#### [SUPPLIED PASSAGE]
Comedian Jon Stewart drank from an oversized soda cup on his show as he bemoaned the New York City mayor’s plan to ban the sale of super-sized sodas from ballparks and other thirst-inducing places. And, Stewart complained, the proposal did what little else could – got him to agree with conservatives.
In fact, Mayor Michael Bloomberg’s idea to ban the sale of sugary drinks (not juices or milkshakes) over 16 ounces from sports arenas, restaurants and other spots has many people complaining about the nanny state. Others say it just won’t work and that it targets poor people.
No one wants to be targeted, and the reaction to being told what soft drinks they can buy will probably backfire, says David Just, a professor and food marketing specialist at Cornell University’s Charles H. Dyson School of Applied Economics and Management.
“It’s so unpopular before it even starts, this won’t even get a fair shake,” Just says.

#### [GIVEN REQUEST 1]
According to the soda ban article, which drinks are excluded from the proposed ban?
#### [GIVEN REQUEST 2]
Rewrite the soda ban article from "Comedian Jon Stewart" to "targets poor people.", substituting "movie theaters" for "sports arenas".

#### [STORED RECORDS]
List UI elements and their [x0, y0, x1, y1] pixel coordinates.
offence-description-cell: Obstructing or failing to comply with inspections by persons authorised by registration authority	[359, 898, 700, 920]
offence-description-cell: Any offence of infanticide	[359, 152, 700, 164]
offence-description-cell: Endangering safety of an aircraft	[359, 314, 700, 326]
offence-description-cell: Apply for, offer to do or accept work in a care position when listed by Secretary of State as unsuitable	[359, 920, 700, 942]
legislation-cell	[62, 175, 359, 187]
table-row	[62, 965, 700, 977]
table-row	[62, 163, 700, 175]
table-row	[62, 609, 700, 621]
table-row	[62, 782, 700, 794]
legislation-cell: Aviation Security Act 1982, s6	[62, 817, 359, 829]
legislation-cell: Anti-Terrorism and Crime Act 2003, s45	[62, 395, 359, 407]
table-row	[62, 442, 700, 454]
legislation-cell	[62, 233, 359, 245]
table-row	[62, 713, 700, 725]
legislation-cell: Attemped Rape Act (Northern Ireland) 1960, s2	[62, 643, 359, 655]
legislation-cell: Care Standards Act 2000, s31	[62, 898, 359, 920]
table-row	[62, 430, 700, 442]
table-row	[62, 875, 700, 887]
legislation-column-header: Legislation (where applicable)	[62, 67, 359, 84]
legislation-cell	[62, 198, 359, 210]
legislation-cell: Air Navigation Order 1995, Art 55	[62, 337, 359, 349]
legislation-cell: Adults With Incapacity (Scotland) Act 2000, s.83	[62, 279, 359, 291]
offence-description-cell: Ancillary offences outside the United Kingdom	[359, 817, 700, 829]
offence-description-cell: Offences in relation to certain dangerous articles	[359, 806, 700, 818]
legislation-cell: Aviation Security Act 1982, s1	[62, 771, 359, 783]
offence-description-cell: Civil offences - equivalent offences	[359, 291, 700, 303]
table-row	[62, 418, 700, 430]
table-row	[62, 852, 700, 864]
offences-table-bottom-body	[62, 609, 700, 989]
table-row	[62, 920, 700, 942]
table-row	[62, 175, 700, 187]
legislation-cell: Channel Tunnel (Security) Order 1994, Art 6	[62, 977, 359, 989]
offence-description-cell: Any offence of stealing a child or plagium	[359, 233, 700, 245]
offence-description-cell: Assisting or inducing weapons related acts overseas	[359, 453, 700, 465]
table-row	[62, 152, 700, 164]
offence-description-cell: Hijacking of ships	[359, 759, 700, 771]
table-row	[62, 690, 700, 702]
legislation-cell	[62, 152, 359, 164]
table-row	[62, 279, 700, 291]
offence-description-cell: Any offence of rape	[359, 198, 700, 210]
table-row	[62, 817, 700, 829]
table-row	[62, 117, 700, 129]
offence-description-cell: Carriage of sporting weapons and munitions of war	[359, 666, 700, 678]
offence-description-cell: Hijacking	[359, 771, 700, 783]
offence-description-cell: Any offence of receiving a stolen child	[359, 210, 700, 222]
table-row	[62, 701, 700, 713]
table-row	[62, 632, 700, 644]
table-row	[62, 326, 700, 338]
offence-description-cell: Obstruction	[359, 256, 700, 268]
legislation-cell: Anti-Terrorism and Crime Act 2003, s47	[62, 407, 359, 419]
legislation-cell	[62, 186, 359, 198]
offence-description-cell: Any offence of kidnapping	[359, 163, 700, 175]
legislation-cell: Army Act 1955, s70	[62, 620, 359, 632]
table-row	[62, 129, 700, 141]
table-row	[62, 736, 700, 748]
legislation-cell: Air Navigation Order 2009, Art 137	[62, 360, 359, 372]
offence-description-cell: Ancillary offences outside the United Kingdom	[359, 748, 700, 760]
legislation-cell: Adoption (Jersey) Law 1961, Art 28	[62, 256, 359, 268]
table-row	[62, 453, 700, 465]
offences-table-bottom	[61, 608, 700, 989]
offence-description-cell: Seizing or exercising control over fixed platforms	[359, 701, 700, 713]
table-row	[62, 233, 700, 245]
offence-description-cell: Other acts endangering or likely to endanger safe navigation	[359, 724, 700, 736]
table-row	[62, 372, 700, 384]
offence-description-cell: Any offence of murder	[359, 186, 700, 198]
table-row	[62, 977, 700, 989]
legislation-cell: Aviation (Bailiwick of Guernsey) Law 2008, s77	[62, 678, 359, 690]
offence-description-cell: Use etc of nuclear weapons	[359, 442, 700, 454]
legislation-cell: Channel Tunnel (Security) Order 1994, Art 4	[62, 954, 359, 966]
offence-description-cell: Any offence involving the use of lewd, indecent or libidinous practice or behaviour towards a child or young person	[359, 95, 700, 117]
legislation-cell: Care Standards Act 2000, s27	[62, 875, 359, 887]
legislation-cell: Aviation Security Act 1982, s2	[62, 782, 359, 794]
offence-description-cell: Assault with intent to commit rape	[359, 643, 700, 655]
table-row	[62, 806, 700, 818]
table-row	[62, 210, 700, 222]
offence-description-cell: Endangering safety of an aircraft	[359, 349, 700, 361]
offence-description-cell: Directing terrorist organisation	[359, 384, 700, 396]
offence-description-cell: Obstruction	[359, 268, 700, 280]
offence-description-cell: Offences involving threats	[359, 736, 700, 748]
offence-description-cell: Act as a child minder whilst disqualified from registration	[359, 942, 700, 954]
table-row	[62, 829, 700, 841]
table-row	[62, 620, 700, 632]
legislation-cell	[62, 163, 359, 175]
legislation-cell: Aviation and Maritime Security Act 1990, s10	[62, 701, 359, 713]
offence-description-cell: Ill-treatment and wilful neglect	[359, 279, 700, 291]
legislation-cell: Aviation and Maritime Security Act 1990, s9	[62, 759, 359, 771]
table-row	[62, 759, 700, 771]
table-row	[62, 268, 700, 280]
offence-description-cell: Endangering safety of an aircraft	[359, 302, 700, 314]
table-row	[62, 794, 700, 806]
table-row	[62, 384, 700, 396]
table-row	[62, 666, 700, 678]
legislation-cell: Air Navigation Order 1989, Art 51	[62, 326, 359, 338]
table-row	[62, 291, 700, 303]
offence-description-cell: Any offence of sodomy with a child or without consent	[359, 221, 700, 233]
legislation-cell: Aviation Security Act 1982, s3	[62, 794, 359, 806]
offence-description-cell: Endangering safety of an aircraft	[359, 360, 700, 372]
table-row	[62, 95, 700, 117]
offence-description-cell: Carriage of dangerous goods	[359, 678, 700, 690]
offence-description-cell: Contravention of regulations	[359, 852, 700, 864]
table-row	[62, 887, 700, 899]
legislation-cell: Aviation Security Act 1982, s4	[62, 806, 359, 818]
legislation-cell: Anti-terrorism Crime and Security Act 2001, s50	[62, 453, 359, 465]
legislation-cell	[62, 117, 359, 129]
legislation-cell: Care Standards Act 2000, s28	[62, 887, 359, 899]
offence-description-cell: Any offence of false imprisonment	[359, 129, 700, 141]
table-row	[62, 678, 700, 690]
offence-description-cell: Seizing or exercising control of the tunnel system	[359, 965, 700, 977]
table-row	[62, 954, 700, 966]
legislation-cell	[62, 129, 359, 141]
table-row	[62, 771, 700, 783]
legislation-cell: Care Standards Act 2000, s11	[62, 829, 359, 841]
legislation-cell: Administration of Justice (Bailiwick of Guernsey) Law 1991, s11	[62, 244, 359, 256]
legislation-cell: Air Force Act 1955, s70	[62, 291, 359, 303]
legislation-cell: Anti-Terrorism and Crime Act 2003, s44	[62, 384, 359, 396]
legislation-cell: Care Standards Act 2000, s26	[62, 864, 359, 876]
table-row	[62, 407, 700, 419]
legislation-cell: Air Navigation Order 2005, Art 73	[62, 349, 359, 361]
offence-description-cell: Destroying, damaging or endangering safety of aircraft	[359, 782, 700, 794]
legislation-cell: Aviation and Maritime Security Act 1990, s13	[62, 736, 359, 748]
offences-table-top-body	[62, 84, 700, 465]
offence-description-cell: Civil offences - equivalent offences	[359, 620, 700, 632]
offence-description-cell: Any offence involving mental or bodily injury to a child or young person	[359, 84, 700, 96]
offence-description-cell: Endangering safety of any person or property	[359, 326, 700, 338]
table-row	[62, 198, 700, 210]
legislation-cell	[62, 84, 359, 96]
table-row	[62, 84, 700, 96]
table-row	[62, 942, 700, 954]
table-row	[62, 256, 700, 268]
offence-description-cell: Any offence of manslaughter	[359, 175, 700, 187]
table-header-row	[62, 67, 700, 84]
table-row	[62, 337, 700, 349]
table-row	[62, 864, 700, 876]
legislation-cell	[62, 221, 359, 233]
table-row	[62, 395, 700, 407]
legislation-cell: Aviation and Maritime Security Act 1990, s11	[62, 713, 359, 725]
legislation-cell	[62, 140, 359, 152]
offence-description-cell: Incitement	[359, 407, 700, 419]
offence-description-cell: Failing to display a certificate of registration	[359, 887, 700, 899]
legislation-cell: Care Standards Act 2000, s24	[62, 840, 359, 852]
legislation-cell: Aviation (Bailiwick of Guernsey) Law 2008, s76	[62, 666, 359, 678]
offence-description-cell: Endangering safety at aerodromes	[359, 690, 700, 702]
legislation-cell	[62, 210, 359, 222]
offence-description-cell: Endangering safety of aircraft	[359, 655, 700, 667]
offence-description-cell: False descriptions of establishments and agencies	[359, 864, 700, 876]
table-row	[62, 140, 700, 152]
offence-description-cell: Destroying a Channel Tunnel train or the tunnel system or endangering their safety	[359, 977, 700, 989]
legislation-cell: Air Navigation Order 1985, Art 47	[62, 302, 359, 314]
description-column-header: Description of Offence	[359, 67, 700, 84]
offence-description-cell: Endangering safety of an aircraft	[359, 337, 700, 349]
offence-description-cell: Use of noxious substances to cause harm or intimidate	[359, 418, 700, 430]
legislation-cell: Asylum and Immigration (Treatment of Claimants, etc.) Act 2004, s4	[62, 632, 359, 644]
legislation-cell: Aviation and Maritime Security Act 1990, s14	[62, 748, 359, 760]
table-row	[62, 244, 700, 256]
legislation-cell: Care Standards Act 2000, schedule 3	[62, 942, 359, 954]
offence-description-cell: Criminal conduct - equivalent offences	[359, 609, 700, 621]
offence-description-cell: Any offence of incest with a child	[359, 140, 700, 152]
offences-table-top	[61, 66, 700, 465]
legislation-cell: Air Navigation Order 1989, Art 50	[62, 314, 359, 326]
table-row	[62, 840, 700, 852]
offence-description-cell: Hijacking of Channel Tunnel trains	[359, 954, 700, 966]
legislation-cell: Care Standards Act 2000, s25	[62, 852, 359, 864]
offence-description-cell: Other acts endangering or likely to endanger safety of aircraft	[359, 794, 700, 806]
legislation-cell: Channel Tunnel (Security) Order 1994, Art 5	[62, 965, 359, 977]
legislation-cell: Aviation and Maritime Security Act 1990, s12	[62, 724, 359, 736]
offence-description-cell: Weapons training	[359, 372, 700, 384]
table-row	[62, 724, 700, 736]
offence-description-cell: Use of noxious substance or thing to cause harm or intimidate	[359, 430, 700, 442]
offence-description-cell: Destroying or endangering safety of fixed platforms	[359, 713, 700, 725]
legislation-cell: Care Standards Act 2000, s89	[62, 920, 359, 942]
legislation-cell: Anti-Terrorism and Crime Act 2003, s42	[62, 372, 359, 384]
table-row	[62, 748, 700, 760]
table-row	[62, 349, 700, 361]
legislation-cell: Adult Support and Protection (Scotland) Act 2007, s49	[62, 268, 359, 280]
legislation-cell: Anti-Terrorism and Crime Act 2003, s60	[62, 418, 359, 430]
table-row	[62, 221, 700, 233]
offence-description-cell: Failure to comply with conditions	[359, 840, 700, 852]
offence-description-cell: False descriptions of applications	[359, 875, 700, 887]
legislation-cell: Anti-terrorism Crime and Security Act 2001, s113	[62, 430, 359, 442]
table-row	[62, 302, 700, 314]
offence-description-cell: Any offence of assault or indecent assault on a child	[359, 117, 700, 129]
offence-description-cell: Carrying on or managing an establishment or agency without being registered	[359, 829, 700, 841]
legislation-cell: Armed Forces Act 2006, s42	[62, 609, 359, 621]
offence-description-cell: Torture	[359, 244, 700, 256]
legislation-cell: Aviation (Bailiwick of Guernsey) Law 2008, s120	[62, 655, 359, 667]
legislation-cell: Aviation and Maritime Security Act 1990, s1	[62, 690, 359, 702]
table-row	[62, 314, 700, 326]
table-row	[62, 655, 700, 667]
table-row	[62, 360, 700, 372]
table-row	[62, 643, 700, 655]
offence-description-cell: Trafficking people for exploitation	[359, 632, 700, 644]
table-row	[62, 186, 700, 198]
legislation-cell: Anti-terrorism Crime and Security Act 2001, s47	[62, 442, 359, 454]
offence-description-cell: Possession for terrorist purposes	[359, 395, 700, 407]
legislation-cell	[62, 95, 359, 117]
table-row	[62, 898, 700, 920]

#### [CORRECT RESPONSE 1]
Juices and milkshakes.

#### [CORRECT RESPONSE 2]
Comedian Jon Stewart drank from an oversized soda cup on his show as he bemoaned the New York City mayor’s plan to ban the sale of super-sized sodas from ballparks and other thirst-inducing places. And, Stewart complained, the proposal did what little else could – got him to agree with conservatives.
In fact, Mayor Michael Bloomberg’s idea to ban the sale of sugary drinks (not juices or milkshakes) over 16 ounces from movie theaters, restaurants and other spots has many people complaining about the nanny state. Others say it just won’t work and that it targets poor people.